* **WHAT THE TASK REQUIRES**:
Select each line where the word "group" appears.

-------- PROVIDED INFORMATION --------

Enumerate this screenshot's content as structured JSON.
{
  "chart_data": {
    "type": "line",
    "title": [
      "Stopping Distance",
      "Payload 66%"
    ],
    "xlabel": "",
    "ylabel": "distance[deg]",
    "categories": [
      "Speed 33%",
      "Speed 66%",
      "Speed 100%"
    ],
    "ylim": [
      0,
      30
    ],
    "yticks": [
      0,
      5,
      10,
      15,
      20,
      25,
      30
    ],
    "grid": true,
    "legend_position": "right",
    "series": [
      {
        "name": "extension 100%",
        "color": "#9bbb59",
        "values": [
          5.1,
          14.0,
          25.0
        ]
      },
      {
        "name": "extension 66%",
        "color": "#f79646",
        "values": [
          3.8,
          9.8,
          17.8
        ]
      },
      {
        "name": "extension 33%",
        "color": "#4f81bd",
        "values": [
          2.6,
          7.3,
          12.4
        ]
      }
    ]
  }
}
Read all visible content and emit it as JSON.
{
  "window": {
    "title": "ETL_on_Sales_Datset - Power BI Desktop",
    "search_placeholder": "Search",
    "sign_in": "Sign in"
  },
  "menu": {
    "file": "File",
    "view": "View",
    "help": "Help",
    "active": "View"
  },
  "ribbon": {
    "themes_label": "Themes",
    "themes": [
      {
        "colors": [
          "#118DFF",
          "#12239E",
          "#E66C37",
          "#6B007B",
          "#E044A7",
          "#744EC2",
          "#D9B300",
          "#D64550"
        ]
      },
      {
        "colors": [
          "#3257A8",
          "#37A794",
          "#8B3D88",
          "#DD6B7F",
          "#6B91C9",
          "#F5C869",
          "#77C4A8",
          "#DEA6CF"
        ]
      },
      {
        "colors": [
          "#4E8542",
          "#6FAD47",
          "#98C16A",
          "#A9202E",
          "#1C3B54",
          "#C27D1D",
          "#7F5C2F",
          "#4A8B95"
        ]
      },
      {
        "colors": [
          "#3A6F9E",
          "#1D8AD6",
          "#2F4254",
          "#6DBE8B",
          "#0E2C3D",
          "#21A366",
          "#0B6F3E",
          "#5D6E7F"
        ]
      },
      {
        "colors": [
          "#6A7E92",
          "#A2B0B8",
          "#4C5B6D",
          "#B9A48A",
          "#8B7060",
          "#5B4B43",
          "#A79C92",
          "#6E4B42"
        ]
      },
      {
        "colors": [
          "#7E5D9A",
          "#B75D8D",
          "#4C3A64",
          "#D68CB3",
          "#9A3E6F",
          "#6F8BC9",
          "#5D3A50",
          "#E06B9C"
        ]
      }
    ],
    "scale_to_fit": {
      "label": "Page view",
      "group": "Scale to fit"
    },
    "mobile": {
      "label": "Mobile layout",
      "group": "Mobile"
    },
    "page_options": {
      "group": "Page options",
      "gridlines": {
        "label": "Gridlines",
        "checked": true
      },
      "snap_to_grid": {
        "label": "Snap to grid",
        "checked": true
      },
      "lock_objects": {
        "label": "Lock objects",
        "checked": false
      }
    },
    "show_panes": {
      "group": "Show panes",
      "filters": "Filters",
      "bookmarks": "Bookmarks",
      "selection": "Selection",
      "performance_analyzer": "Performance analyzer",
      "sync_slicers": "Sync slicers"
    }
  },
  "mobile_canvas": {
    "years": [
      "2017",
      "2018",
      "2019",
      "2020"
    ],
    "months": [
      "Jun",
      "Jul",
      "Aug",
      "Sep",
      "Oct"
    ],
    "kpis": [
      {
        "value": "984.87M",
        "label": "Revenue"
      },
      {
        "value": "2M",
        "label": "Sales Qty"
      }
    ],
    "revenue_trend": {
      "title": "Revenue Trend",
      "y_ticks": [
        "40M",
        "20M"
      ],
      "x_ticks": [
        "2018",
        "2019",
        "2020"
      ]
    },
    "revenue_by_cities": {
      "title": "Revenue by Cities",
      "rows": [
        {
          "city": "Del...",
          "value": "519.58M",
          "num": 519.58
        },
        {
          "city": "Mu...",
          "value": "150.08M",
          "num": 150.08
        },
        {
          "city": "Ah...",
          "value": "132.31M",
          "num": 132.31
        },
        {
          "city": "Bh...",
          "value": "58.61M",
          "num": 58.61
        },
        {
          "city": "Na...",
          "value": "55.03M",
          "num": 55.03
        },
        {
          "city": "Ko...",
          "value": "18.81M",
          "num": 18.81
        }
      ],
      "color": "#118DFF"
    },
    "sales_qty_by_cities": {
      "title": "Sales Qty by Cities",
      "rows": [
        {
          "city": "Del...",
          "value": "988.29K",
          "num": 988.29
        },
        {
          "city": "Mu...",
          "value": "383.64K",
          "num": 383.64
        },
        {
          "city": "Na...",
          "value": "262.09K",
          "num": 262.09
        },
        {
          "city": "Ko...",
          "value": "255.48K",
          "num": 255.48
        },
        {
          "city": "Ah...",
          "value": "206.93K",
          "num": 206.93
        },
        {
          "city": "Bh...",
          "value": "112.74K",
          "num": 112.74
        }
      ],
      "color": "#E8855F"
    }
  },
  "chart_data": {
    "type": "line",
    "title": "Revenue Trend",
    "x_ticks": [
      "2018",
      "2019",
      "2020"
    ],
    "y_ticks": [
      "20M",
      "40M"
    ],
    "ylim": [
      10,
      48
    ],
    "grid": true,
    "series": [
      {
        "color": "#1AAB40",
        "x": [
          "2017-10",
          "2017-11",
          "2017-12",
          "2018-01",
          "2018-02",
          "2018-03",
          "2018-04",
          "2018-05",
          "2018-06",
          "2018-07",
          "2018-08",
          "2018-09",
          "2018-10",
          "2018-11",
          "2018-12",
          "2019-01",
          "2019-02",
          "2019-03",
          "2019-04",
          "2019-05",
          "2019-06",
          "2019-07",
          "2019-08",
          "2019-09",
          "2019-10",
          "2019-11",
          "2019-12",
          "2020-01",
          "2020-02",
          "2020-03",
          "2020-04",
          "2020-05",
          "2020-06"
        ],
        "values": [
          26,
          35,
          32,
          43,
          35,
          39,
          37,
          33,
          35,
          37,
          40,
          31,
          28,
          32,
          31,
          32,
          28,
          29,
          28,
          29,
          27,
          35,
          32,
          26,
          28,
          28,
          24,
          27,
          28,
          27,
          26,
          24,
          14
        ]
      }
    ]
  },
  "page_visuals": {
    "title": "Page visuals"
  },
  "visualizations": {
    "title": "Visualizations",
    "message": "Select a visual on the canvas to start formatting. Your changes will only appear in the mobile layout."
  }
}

--------

* **CORRECT RESPONSE**:
      "group": "Scale to fit"
      "group": "Mobile"
      "group": "Page options",
      "group": "Show panes",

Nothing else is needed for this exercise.